Dataset entries
↓↓↓

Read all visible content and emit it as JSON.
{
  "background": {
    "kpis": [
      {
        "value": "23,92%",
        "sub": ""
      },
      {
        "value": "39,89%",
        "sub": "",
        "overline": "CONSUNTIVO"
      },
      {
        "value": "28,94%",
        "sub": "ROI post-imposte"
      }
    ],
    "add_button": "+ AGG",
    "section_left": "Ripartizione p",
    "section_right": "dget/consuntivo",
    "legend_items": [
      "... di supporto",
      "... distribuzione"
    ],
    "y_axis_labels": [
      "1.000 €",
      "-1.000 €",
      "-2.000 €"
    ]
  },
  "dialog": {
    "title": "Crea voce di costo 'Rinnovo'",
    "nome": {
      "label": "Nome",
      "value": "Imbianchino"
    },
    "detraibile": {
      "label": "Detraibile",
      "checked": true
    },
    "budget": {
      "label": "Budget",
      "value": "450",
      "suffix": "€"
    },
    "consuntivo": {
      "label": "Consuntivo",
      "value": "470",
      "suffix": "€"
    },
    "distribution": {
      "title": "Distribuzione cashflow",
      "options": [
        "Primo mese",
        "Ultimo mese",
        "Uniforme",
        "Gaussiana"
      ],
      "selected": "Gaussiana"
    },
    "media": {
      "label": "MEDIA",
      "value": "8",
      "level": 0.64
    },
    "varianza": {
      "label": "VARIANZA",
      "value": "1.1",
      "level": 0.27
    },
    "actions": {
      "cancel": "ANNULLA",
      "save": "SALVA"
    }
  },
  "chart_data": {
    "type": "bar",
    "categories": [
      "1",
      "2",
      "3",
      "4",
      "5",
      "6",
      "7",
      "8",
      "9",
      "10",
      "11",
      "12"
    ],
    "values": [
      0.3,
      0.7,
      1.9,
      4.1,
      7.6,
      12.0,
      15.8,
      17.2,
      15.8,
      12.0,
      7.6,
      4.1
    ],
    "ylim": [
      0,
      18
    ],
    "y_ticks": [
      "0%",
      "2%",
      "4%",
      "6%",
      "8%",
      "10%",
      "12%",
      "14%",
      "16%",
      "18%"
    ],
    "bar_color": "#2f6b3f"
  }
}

↑↑↑

## EXERCISE BRIEF
Copy out all the entries shown above, character for character.

## FINAL RESULT
Read all visible content and emit it as JSON.
{
  "background": {
    "kpis": [
      {
        "value": "23,92%",
        "sub": ""
      },
      {
        "value": "39,89%",
        "sub": "",
        "overline": "CONSUNTIVO"
      },
      {
        "value": "28,94%",
        "sub": "ROI post-imposte"
      }
    ],
    "add_button": "+ AGG",
    "section_left": "Ripartizione p",
    "section_right": "dget/consuntivo",
    "legend_items": [
      "... di supporto",
      "... distribuzione"
    ],
    "y_axis_labels": [
      "1.000 €",
      "-1.000 €",
      "-2.000 €"
    ]
  },
  "dialog": {
    "title": "Crea voce di costo 'Rinnovo'",
    "nome": {
      "label": "Nome",
      "value": "Imbianchino"
    },
    "detraibile": {
      "label": "Detraibile",
      "checked": true
    },
    "budget": {
      "label": "Budget",
      "value": "450",
      "suffix": "€"
    },
    "consuntivo": {
      "label": "Consuntivo",
      "value": "470",
      "suffix": "€"
    },
    "distribution": {
      "title": "Distribuzione cashflow",
      "options": [
        "Primo mese",
        "Ultimo mese",
        "Uniforme",
        "Gaussiana"
      ],
      "selected": "Gaussiana"
    },
    "media": {
      "label": "MEDIA",
      "value": "8",
      "level": 0.64
    },
    "varianza": {
      "label": "VARIANZA",
      "value": "1.1",
      "level": 0.27
    },
    "actions": {
      "cancel": "ANNULLA",
      "save": "SALVA"
    }
  },
  "chart_data": {
    "type": "bar",
    "categories": [
      "1",
      "2",
      "3",
      "4",
      "5",
      "6",
      "7",
      "8",
      "9",
      "10",
      "11",
      "12"
    ],
    "values": [
      0.3,
      0.7,
      1.9,
      4.1,
      7.6,
      12.0,
      15.8,
      17.2,
      15.8,
      12.0,
      7.6,
      4.1
    ],
    "ylim": [
      0,
      18
    ],
    "y_ticks": [
      "0%",
      "2%",
      "4%",
      "6%",
      "8%",
      "10%",
      "12%",
      "14%",
      "16%",
      "18%"
    ],
    "bar_color": "#2f6b3f"
  }
}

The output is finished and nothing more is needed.